Data provided:
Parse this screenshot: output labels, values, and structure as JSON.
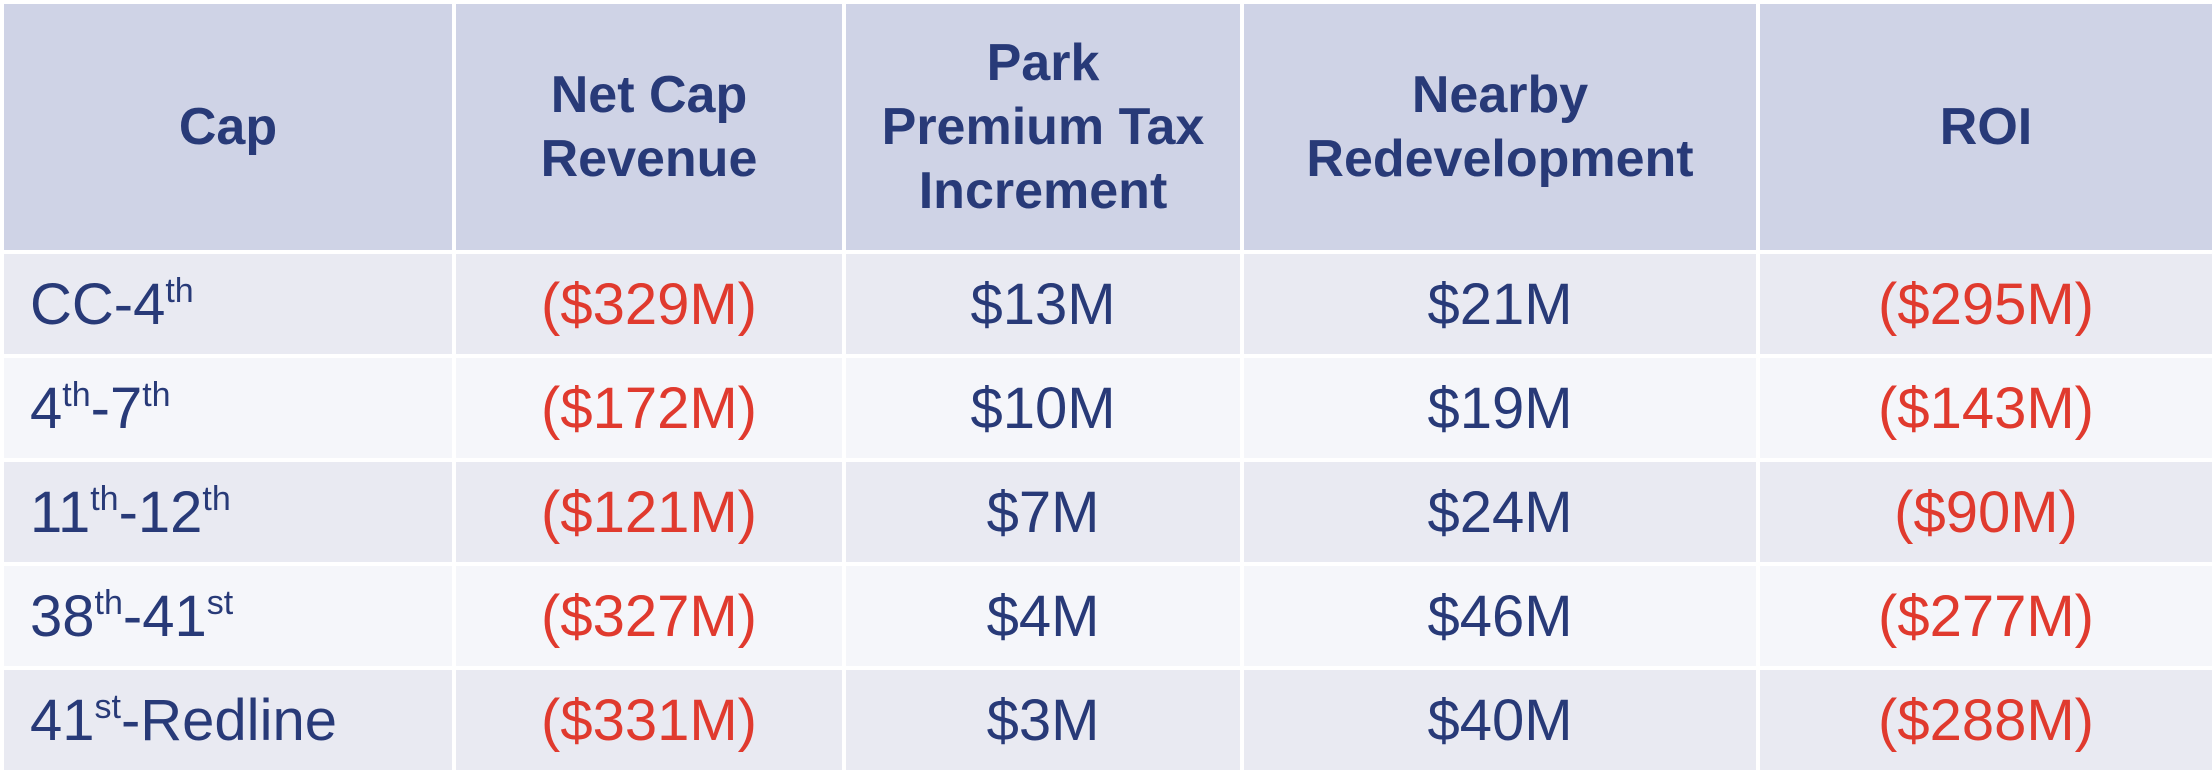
{
  "table": {
    "headers": [
      {
        "key": "cap",
        "lines": [
          "Cap"
        ]
      },
      {
        "key": "net_cap_revenue",
        "lines": [
          "Net Cap",
          "Revenue"
        ]
      },
      {
        "key": "park_premium",
        "lines": [
          "Park",
          "Premium Tax",
          "Increment"
        ]
      },
      {
        "key": "nearby_redevelopment",
        "lines": [
          "Nearby",
          "Redevelopment"
        ]
      },
      {
        "key": "roi",
        "lines": [
          "ROI"
        ]
      }
    ],
    "rows": [
      {
        "cap": [
          {
            "text": "CC-4"
          },
          {
            "text": "th",
            "sup": true
          }
        ],
        "net_cap_revenue": "($329M)",
        "park_premium": "$13M",
        "nearby_redevelopment": "$21M",
        "roi": "($295M)"
      },
      {
        "cap": [
          {
            "text": "4"
          },
          {
            "text": "th",
            "sup": true
          },
          {
            "text": "-7"
          },
          {
            "text": "th",
            "sup": true
          }
        ],
        "net_cap_revenue": "($172M)",
        "park_premium": "$10M",
        "nearby_redevelopment": "$19M",
        "roi": "($143M)"
      },
      {
        "cap": [
          {
            "text": "11"
          },
          {
            "text": "th",
            "sup": true
          },
          {
            "text": "-12"
          },
          {
            "text": "th",
            "sup": true
          }
        ],
        "net_cap_revenue": "($121M)",
        "park_premium": "$7M",
        "nearby_redevelopment": "$24M",
        "roi": "($90M)"
      },
      {
        "cap": [
          {
            "text": "38"
          },
          {
            "text": "th",
            "sup": true
          },
          {
            "text": "-41"
          },
          {
            "text": "st",
            "sup": true
          }
        ],
        "net_cap_revenue": "($327M)",
        "park_premium": "$4M",
        "nearby_redevelopment": "$46M",
        "roi": "($277M)"
      },
      {
        "cap": [
          {
            "text": "41"
          },
          {
            "text": "st",
            "sup": true
          },
          {
            "text": "-Redline"
          }
        ],
        "net_cap_revenue": "($331M)",
        "park_premium": "$3M",
        "nearby_redevelopment": "$40M",
        "roi": "($288M)"
      }
    ]
  },
  "colors": {
    "header_bg": "#cfd3e6",
    "row_odd_bg": "#e9eaf2",
    "row_even_bg": "#f5f6fa",
    "text_navy": "#283a78",
    "negative_red": "#e03a2e"
  }
}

What needs to be done: Copy out the listing exactly as it stands, but not the pictures.

Finished answer:
Parse this screenshot: output labels, values, and structure as JSON.
{
  "table": {
    "headers": [
      {
        "key": "cap",
        "lines": [
          "Cap"
        ]
      },
      {
        "key": "net_cap_revenue",
        "lines": [
          "Net Cap",
          "Revenue"
        ]
      },
      {
        "key": "park_premium",
        "lines": [
          "Park",
          "Premium Tax",
          "Increment"
        ]
      },
      {
        "key": "nearby_redevelopment",
        "lines": [
          "Nearby",
          "Redevelopment"
        ]
      },
      {
        "key": "roi",
        "lines": [
          "ROI"
        ]
      }
    ],
    "rows": [
      {
        "cap": [
          {
            "text": "CC-4"
          },
          {
            "text": "th",
            "sup": true
          }
        ],
        "net_cap_revenue": "($329M)",
        "park_premium": "$13M",
        "nearby_redevelopment": "$21M",
        "roi": "($295M)"
      },
      {
        "cap": [
          {
            "text": "4"
          },
          {
            "text": "th",
            "sup": true
          },
          {
            "text": "-7"
          },
          {
            "text": "th",
            "sup": true
          }
        ],
        "net_cap_revenue": "($172M)",
        "park_premium": "$10M",
        "nearby_redevelopment": "$19M",
        "roi": "($143M)"
      },
      {
        "cap": [
          {
            "text": "11"
          },
          {
            "text": "th",
            "sup": true
          },
          {
            "text": "-12"
          },
          {
            "text": "th",
            "sup": true
          }
        ],
        "net_cap_revenue": "($121M)",
        "park_premium": "$7M",
        "nearby_redevelopment": "$24M",
        "roi": "($90M)"
      },
      {
        "cap": [
          {
            "text": "38"
          },
          {
            "text": "th",
            "sup": true
          },
          {
            "text": "-41"
          },
          {
            "text": "st",
            "sup": true
          }
        ],
        "net_cap_revenue": "($327M)",
        "park_premium": "$4M",
        "nearby_redevelopment": "$46M",
        "roi": "($277M)"
      },
      {
        "cap": [
          {
            "text": "41"
          },
          {
            "text": "st",
            "sup": true
          },
          {
            "text": "-Redline"
          }
        ],
        "net_cap_revenue": "($331M)",
        "park_premium": "$3M",
        "nearby_redevelopment": "$40M",
        "roi": "($288M)"
      }
    ]
  },
  "colors": {
    "header_bg": "#cfd3e6",
    "row_odd_bg": "#e9eaf2",
    "row_even_bg": "#f5f6fa",
    "text_navy": "#283a78",
    "negative_red": "#e03a2e"
  }
}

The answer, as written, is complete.